[REQUEST] Return the records that follow, matching each one exactly.
BEGIN EXCERPTED RECORDS
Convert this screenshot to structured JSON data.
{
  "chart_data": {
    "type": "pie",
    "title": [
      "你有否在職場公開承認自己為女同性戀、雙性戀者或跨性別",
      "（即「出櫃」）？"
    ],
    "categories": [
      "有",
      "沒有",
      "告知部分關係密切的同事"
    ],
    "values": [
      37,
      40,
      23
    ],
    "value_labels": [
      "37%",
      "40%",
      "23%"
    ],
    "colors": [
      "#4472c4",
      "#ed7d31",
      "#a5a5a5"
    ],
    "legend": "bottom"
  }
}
END EXCERPTED RECORDS
[ANSWER BELOW]
Convert this screenshot to structured JSON data.
{
  "chart_data": {
    "type": "pie",
    "title": [
      "你有否在職場公開承認自己為女同性戀、雙性戀者或跨性別",
      "（即「出櫃」）？"
    ],
    "categories": [
      "有",
      "沒有",
      "告知部分關係密切的同事"
    ],
    "values": [
      37,
      40,
      23
    ],
    "value_labels": [
      "37%",
      "40%",
      "23%"
    ],
    "colors": [
      "#4472c4",
      "#ed7d31",
      "#a5a5a5"
    ],
    "legend": "bottom"
  }
}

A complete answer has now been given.